§ **PROBLEM TO WORK ON**: In the entries that follow, count each line containing "充分发挥工商联" and state the total, nothing more.

Dataset items:
= = = = =

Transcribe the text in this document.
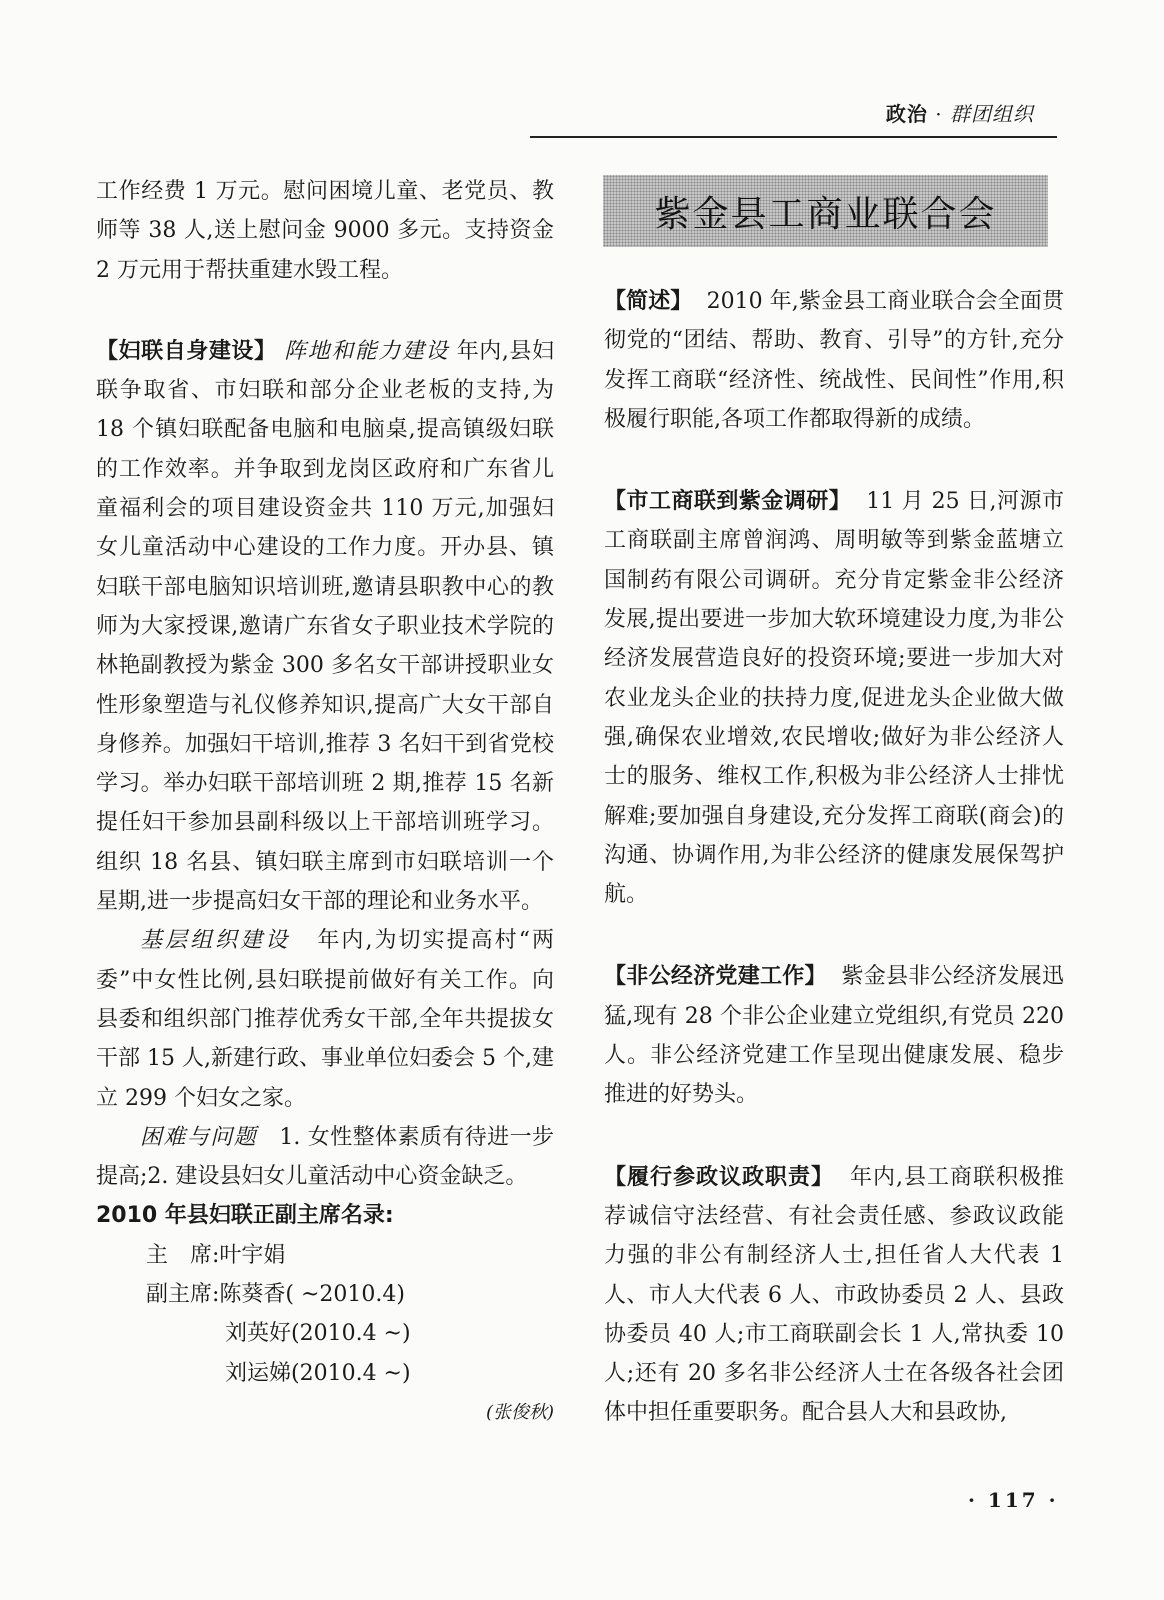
政治 · 群团组织

工作经费 1 万元。慰问困境儿童、老党员、教师等 38 人,送上慰问金 9000 多元。支持资金 2 万元用于帮扶重建水毁工程。

【妇联自身建设】 阵地和能力建设 年内,县妇联争取省、市妇联和部分企业老板的支持,为 18 个镇妇联配备电脑和电脑桌,提高镇级妇联的工作效率。并争取到龙岗区政府和广东省儿童福利会的项目建设资金共 110 万元,加强妇女儿童活动中心建设的工作力度。开办县、镇妇联干部电脑知识培训班,邀请县职教中心的教师为大家授课,邀请广东省女子职业技术学院的林艳副教授为紫金 300 多名女干部讲授职业女性形象塑造与礼仪修养知识,提高广大女干部自身修养。加强妇干培训,推荐 3 名妇干到省党校学习。举办妇联干部培训班 2 期,推荐 15 名新提任妇干参加县副科级以上干部培训班学习。组织 18 名县、镇妇联主席到市妇联培训一个星期,进一步提高妇女干部的理论和业务水平。

基层组织建设 年内,为切实提高村“两委”中女性比例,县妇联提前做好有关工作。向县委和组织部门推荐优秀女干部,全年共提拔女干部 15 人,新建行政、事业单位妇委会 5 个,建立 299 个妇女之家。

困难与问题 1. 女性整体素质有待进一步提高;2. 建设县妇女儿童活动中心资金缺乏。

2010 年县妇联正副主席名录:

主　席:叶宇娟

副主席:陈葵香( ~2010.4)

刘英好(2010.4 ~)

刘运娣(2010.4 ~)

(张俊秋)

紫金县工商业联合会

【简述】 2010 年,紫金县工商业联合会全面贯彻党的“团结、帮助、教育、引导”的方针,充分发挥工商联“经济性、统战性、民间性”作用,积极履行职能,各项工作都取得新的成绩。

【市工商联到紫金调研】 11 月 25 日,河源市工商联副主席曾润鸿、周明敏等到紫金蓝塘立国制药有限公司调研。充分肯定紫金非公经济发展,提出要进一步加大软环境建设力度,为非公经济发展营造良好的投资环境;要进一步加大对农业龙头企业的扶持力度,促进龙头企业做大做强,确保农业增效,农民增收;做好为非公经济人士的服务、维权工作,积极为非公经济人士排忧解难;要加强自身建设,充分发挥工商联(商会)的沟通、协调作用,为非公经济的健康发展保驾护航。

【非公经济党建工作】 紫金县非公经济发展迅猛,现有 28 个非公企业建立党组织,有党员 220 人。非公经济党建工作呈现出健康发展、稳步推进的好势头。

【履行参政议政职责】 年内,县工商联积极推荐诚信守法经营、有社会责任感、参政议政能力强的非公有制经济人士,担任省人大代表 1 人、市人大代表 6 人、市政协委员 2 人、县政协委员 40 人;市工商联副会长 1 人,常执委 10 人;还有 20 多名非公经济人士在各级各社会团体中担任重要职务。配合县人大和县政协,

· 117 ·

= = = = =

§ **ANSWER TO THE EXERCISE**: 2